> [Records provided]
.....

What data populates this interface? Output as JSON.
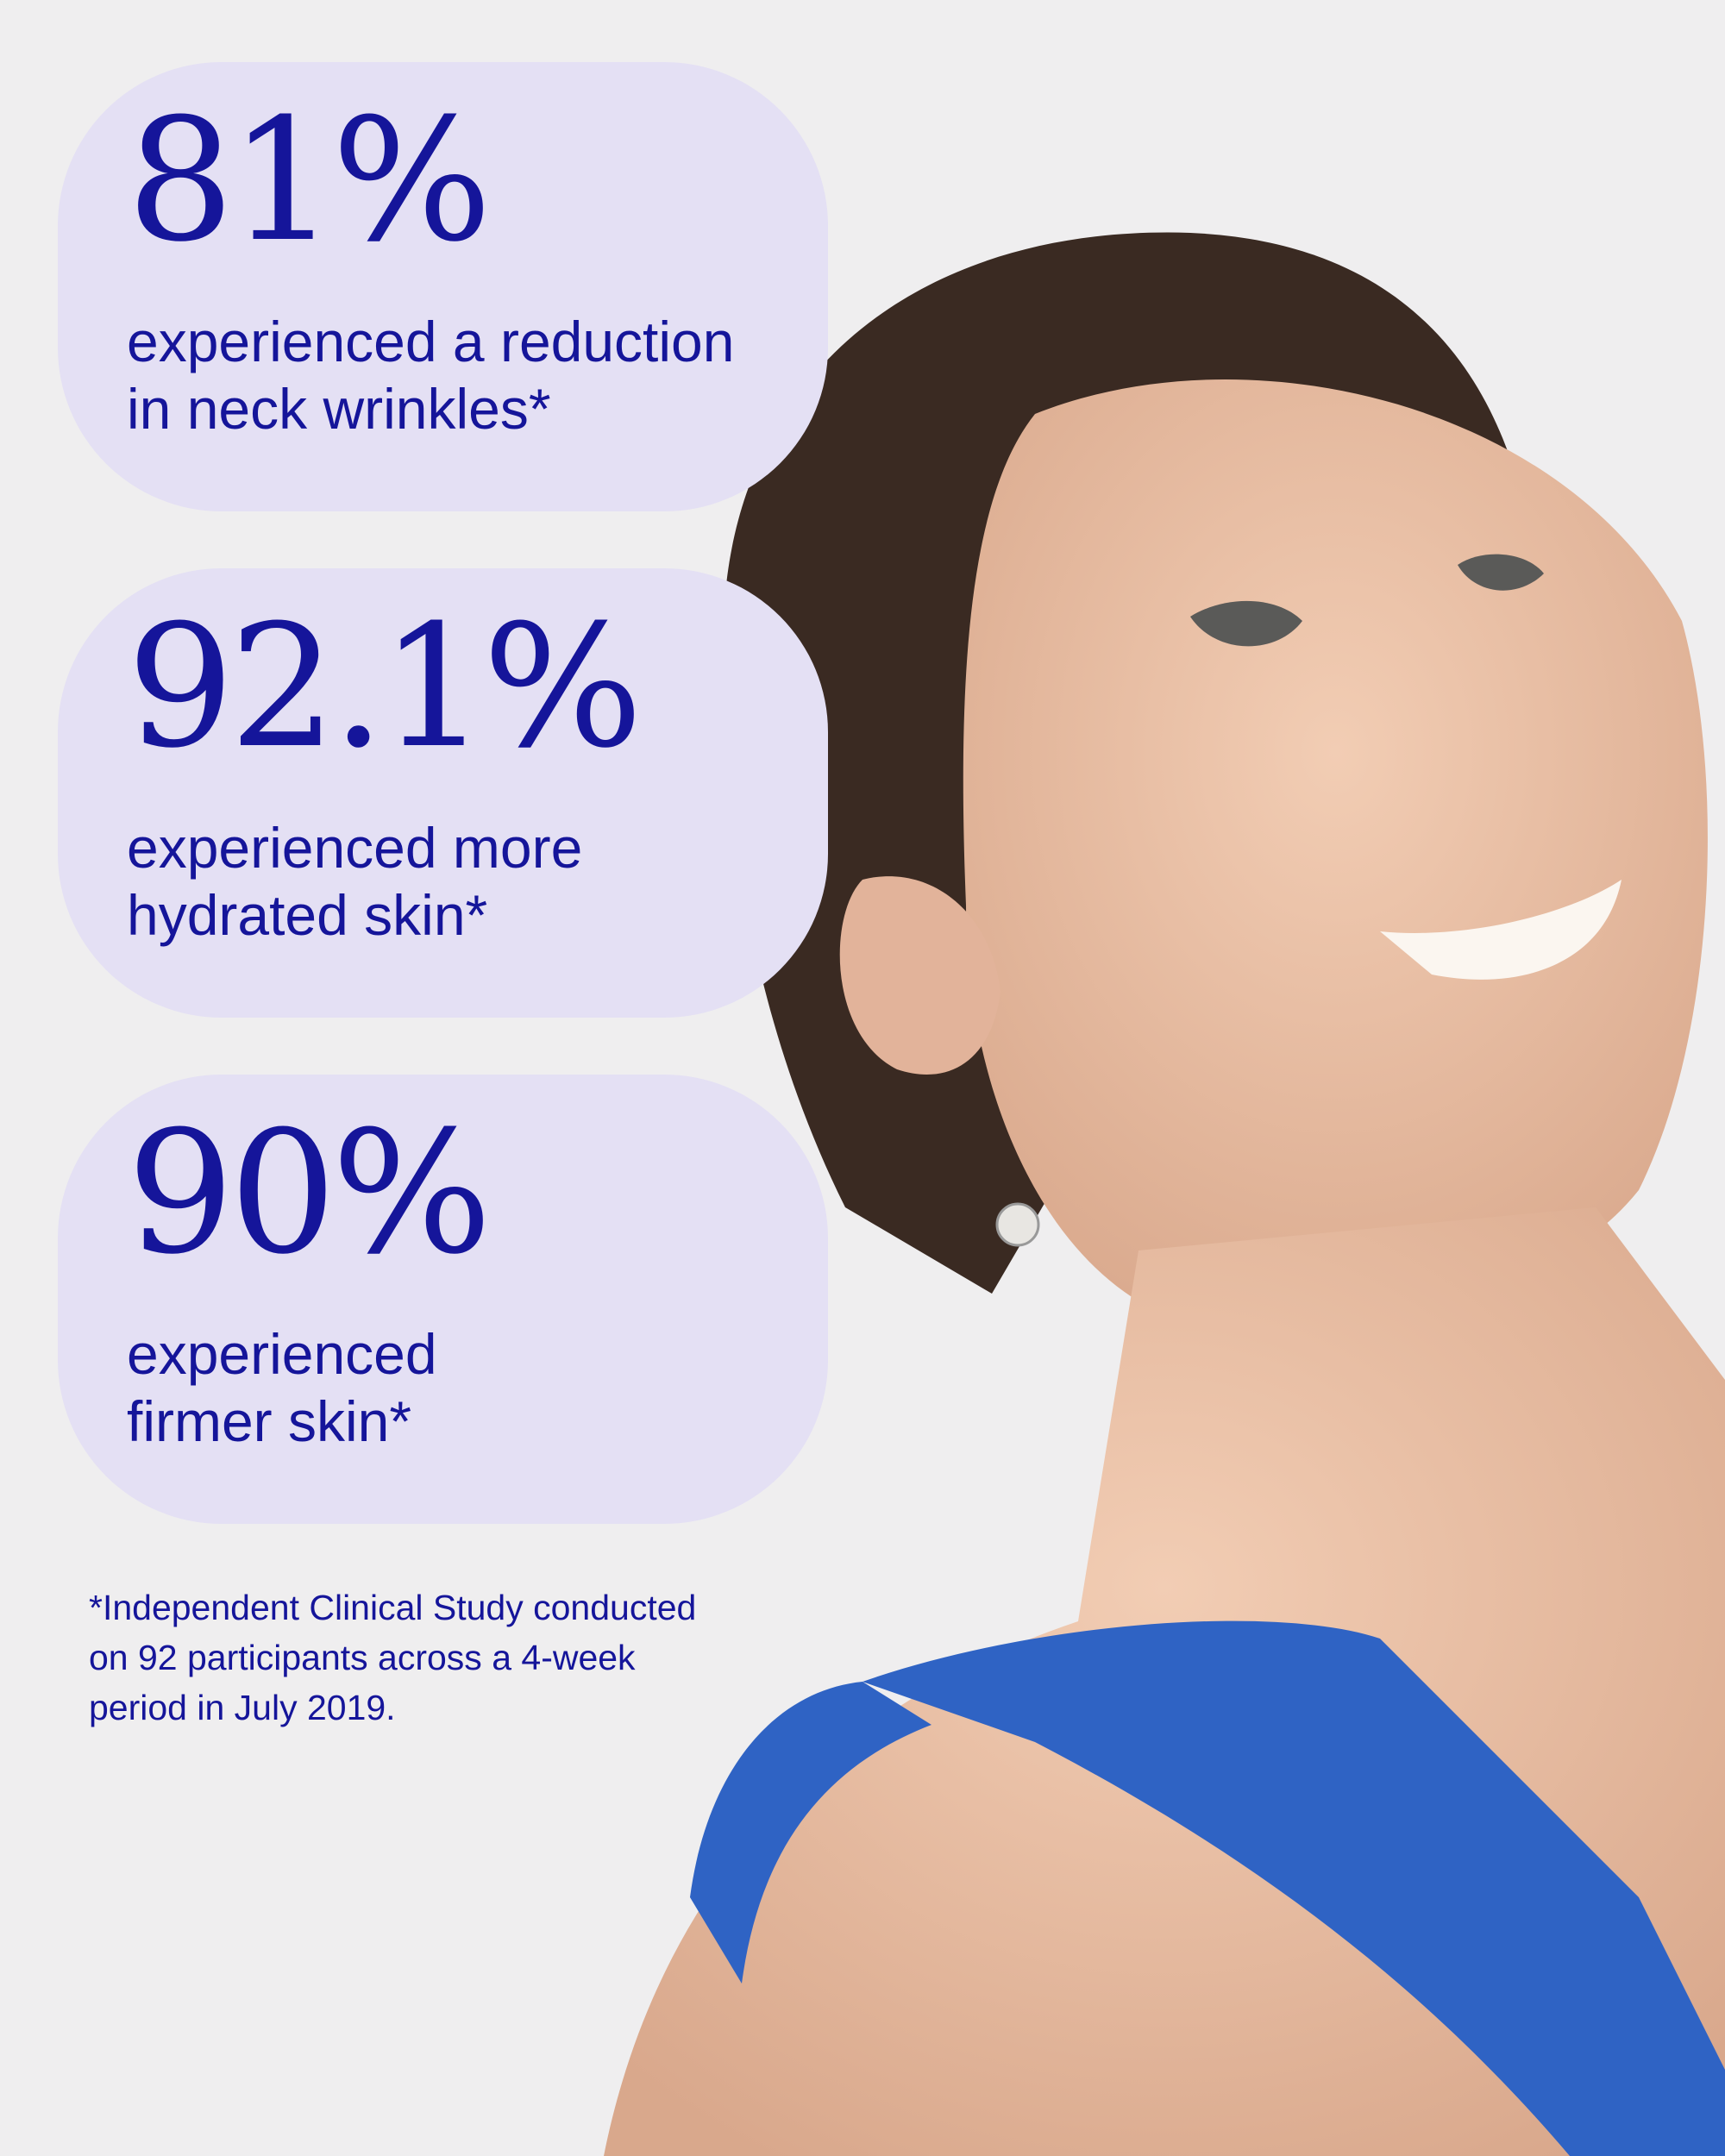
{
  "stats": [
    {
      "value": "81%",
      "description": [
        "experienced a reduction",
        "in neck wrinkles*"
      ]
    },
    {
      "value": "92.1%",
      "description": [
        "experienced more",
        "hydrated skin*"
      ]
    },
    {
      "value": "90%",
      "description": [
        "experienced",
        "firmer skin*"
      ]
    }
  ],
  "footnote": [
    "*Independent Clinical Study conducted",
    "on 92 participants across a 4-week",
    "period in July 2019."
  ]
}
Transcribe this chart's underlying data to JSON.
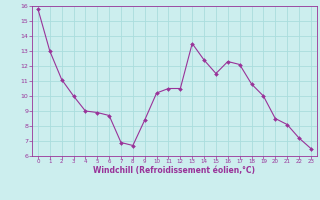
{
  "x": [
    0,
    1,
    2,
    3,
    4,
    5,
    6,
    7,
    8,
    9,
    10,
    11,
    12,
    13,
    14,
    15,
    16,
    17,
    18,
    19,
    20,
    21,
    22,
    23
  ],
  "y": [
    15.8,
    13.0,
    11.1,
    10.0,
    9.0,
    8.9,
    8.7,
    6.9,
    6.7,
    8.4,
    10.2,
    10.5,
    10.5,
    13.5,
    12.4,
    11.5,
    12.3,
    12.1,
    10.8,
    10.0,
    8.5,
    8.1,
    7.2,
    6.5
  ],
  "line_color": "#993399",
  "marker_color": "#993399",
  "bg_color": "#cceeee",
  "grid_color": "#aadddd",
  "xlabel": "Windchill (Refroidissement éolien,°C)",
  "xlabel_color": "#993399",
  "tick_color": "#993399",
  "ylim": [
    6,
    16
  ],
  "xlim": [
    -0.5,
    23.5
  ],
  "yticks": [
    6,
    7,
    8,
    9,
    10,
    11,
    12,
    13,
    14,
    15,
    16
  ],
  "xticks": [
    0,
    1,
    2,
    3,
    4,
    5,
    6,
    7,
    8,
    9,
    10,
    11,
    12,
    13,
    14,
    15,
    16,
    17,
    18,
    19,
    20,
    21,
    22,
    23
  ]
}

.....

> [Task to complete] Repeat each entry exactly as given; no pictures belong in the copy.

> [Output below]
What data populates this interface? Output as JSON.
{
  "stats": [
    {
      "value": "81%",
      "description": [
        "experienced a reduction",
        "in neck wrinkles*"
      ]
    },
    {
      "value": "92.1%",
      "description": [
        "experienced more",
        "hydrated skin*"
      ]
    },
    {
      "value": "90%",
      "description": [
        "experienced",
        "firmer skin*"
      ]
    }
  ],
  "footnote": [
    "*Independent Clinical Study conducted",
    "on 92 participants across a 4-week",
    "period in July 2019."
  ]
}
Transcribe this chart's underlying data to JSON.
{
  "x": [
    0,
    1,
    2,
    3,
    4,
    5,
    6,
    7,
    8,
    9,
    10,
    11,
    12,
    13,
    14,
    15,
    16,
    17,
    18,
    19,
    20,
    21,
    22,
    23
  ],
  "y": [
    15.8,
    13.0,
    11.1,
    10.0,
    9.0,
    8.9,
    8.7,
    6.9,
    6.7,
    8.4,
    10.2,
    10.5,
    10.5,
    13.5,
    12.4,
    11.5,
    12.3,
    12.1,
    10.8,
    10.0,
    8.5,
    8.1,
    7.2,
    6.5
  ],
  "line_color": "#993399",
  "marker_color": "#993399",
  "bg_color": "#cceeee",
  "grid_color": "#aadddd",
  "xlabel": "Windchill (Refroidissement éolien,°C)",
  "xlabel_color": "#993399",
  "tick_color": "#993399",
  "ylim": [
    6,
    16
  ],
  "xlim": [
    -0.5,
    23.5
  ],
  "yticks": [
    6,
    7,
    8,
    9,
    10,
    11,
    12,
    13,
    14,
    15,
    16
  ],
  "xticks": [
    0,
    1,
    2,
    3,
    4,
    5,
    6,
    7,
    8,
    9,
    10,
    11,
    12,
    13,
    14,
    15,
    16,
    17,
    18,
    19,
    20,
    21,
    22,
    23
  ]
}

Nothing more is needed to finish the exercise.